_DATASET RECORDS:_
BEGIN

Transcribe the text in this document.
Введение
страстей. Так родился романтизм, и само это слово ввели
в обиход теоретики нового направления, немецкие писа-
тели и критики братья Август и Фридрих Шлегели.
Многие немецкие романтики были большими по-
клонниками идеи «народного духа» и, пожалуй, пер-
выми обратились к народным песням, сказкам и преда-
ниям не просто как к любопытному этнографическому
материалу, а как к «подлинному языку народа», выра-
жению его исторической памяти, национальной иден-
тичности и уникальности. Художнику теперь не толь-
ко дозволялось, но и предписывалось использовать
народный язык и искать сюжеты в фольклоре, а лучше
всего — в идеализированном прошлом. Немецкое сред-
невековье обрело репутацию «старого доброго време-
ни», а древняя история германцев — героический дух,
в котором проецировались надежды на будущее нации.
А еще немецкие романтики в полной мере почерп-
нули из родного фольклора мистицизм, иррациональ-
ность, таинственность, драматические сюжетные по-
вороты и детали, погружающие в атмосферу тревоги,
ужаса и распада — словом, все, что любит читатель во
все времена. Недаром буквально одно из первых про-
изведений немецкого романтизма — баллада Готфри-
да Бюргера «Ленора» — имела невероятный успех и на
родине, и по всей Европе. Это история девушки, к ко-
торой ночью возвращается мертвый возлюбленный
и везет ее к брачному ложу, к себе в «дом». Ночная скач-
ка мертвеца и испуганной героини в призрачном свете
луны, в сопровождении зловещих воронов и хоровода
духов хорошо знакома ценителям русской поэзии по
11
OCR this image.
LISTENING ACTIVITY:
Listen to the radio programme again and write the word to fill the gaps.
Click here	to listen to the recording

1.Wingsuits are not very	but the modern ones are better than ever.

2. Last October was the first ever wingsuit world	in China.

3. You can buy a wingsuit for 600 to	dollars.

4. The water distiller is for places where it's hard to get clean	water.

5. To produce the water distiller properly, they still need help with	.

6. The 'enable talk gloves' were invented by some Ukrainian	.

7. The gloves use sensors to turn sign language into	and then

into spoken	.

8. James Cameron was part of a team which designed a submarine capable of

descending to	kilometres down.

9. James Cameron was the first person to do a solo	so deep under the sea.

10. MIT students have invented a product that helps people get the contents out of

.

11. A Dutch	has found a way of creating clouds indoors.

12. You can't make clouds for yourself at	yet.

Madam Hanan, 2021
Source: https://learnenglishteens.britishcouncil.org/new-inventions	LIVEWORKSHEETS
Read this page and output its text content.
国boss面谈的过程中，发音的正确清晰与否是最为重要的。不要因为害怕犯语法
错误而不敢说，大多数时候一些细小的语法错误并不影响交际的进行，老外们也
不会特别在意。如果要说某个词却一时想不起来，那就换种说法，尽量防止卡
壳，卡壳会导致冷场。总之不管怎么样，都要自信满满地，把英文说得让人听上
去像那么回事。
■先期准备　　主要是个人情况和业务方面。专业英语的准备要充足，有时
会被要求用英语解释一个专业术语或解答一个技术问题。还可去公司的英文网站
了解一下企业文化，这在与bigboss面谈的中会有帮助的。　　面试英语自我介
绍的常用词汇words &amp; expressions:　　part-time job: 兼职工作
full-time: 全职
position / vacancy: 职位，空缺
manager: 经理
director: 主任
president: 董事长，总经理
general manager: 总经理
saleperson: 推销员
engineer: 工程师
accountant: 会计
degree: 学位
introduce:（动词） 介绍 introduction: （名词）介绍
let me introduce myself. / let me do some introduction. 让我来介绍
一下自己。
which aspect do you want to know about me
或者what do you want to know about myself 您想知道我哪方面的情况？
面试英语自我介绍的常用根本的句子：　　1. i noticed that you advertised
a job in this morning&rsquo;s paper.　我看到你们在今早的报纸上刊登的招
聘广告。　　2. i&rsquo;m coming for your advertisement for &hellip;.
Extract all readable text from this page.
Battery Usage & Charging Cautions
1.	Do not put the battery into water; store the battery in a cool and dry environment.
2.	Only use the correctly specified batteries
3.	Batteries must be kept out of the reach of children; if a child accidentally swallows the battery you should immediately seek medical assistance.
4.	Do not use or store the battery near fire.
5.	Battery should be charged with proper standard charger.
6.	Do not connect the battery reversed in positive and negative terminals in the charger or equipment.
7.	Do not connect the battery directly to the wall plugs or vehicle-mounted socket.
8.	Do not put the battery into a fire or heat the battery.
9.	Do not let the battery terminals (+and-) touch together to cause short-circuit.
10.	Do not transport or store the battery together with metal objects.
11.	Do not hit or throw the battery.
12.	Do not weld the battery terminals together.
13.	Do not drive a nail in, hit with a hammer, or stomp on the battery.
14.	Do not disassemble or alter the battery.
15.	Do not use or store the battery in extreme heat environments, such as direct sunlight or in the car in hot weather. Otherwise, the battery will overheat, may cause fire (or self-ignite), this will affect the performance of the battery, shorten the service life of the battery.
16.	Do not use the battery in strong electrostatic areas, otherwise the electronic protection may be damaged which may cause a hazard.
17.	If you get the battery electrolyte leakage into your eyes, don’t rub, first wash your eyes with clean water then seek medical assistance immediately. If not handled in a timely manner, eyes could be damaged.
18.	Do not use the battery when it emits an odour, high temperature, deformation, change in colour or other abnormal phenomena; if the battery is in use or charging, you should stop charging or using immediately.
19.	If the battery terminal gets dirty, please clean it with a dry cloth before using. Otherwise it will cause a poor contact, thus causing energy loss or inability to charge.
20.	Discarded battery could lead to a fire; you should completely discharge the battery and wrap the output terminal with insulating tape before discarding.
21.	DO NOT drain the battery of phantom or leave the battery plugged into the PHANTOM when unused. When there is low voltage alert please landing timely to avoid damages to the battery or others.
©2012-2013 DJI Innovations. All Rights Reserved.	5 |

END

Output every line above without altering anything.

Transcribe the text in this document.
Введение
страстей. Так родился романтизм, и само это слово ввели
в обиход теоретики нового направления, немецкие писа-
тели и критики братья Август и Фридрих Шлегели.
Многие немецкие романтики были большими по-
клонниками идеи «народного духа» и, пожалуй, пер-
выми обратились к народным песням, сказкам и преда-
ниям не просто как к любопытному этнографическому
материалу, а как к «подлинному языку народа», выра-
жению его исторической памяти, национальной иден-
тичности и уникальности. Художнику теперь не толь-
ко дозволялось, но и предписывалось использовать
народный язык и искать сюжеты в фольклоре, а лучше
всего — в идеализированном прошлом. Немецкое сред-
невековье обрело репутацию «старого доброго време-
ни», а древняя история германцев — героический дух,
в котором проецировались надежды на будущее нации.
А еще немецкие романтики в полной мере почерп-
нули из родного фольклора мистицизм, иррациональ-
ность, таинственность, драматические сюжетные по-
вороты и детали, погружающие в атмосферу тревоги,
ужаса и распада — словом, все, что любит читатель во
все времена. Недаром буквально одно из первых про-
изведений немецкого романтизма — баллада Готфри-
да Бюргера «Ленора» — имела невероятный успех и на
родине, и по всей Европе. Это история девушки, к ко-
торой ночью возвращается мертвый возлюбленный
и везет ее к брачному ложу, к себе в «дом». Ночная скач-
ка мертвеца и испуганной героини в призрачном свете
луны, в сопровождении зловещих воронов и хоровода
духов хорошо знакома ценителям русской поэзии по
11
OCR this image.
LISTENING ACTIVITY:
Listen to the radio programme again and write the word to fill the gaps.
Click here	to listen to the recording

1.Wingsuits are not very	but the modern ones are better than ever.

2. Last October was the first ever wingsuit world	in China.

3. You can buy a wingsuit for 600 to	dollars.

4. The water distiller is for places where it's hard to get clean	water.

5. To produce the water distiller properly, they still need help with	.

6. The 'enable talk gloves' were invented by some Ukrainian	.

7. The gloves use sensors to turn sign language into	and then

into spoken	.

8. James Cameron was part of a team which designed a submarine capable of

descending to	kilometres down.

9. James Cameron was the first person to do a solo	so deep under the sea.

10. MIT students have invented a product that helps people get the contents out of

.

11. A Dutch	has found a way of creating clouds indoors.

12. You can't make clouds for yourself at	yet.

Madam Hanan, 2021
Source: https://learnenglishteens.britishcouncil.org/new-inventions	LIVEWORKSHEETS
Read this page and output its text content.
国boss面谈的过程中，发音的正确清晰与否是最为重要的。不要因为害怕犯语法
错误而不敢说，大多数时候一些细小的语法错误并不影响交际的进行，老外们也
不会特别在意。如果要说某个词却一时想不起来，那就换种说法，尽量防止卡
壳，卡壳会导致冷场。总之不管怎么样，都要自信满满地，把英文说得让人听上
去像那么回事。
■先期准备　　主要是个人情况和业务方面。专业英语的准备要充足，有时
会被要求用英语解释一个专业术语或解答一个技术问题。还可去公司的英文网站
了解一下企业文化，这在与bigboss面谈的中会有帮助的。　　面试英语自我介
绍的常用词汇words &amp; expressions:　　part-time job: 兼职工作
full-time: 全职
position / vacancy: 职位，空缺
manager: 经理
director: 主任
president: 董事长，总经理
general manager: 总经理
saleperson: 推销员
engineer: 工程师
accountant: 会计
degree: 学位
introduce:（动词） 介绍 introduction: （名词）介绍
let me introduce myself. / let me do some introduction. 让我来介绍
一下自己。
which aspect do you want to know about me
或者what do you want to know about myself 您想知道我哪方面的情况？
面试英语自我介绍的常用根本的句子：　　1. i noticed that you advertised
a job in this morning&rsquo;s paper.　我看到你们在今早的报纸上刊登的招
聘广告。　　2. i&rsquo;m coming for your advertisement for &hellip;.
Extract all readable text from this page.
Battery Usage & Charging Cautions
1.	Do not put the battery into water; store the battery in a cool and dry environment.
2.	Only use the correctly specified batteries
3.	Batteries must be kept out of the reach of children; if a child accidentally swallows the battery you should immediately seek medical assistance.
4.	Do not use or store the battery near fire.
5.	Battery should be charged with proper standard charger.
6.	Do not connect the battery reversed in positive and negative terminals in the charger or equipment.
7.	Do not connect the battery directly to the wall plugs or vehicle-mounted socket.
8.	Do not put the battery into a fire or heat the battery.
9.	Do not let the battery terminals (+and-) touch together to cause short-circuit.
10.	Do not transport or store the battery together with metal objects.
11.	Do not hit or throw the battery.
12.	Do not weld the battery terminals together.
13.	Do not drive a nail in, hit with a hammer, or stomp on the battery.
14.	Do not disassemble or alter the battery.
15.	Do not use or store the battery in extreme heat environments, such as direct sunlight or in the car in hot weather. Otherwise, the battery will overheat, may cause fire (or self-ignite), this will affect the performance of the battery, shorten the service life of the battery.
16.	Do not use the battery in strong electrostatic areas, otherwise the electronic protection may be damaged which may cause a hazard.
17.	If you get the battery electrolyte leakage into your eyes, don’t rub, first wash your eyes with clean water then seek medical assistance immediately. If not handled in a timely manner, eyes could be damaged.
18.	Do not use the battery when it emits an odour, high temperature, deformation, change in colour or other abnormal phenomena; if the battery is in use or charging, you should stop charging or using immediately.
19.	If the battery terminal gets dirty, please clean it with a dry cloth before using. Otherwise it will cause a poor contact, thus causing energy loss or inability to charge.
20.	Discarded battery could lead to a fire; you should completely discharge the battery and wrap the output terminal with insulating tape before discarding.
21.	DO NOT drain the battery of phantom or leave the battery plugged into the PHANTOM when unused. When there is low voltage alert please landing timely to avoid damages to the battery or others.
©2012-2013 DJI Innovations. All Rights Reserved.	5 |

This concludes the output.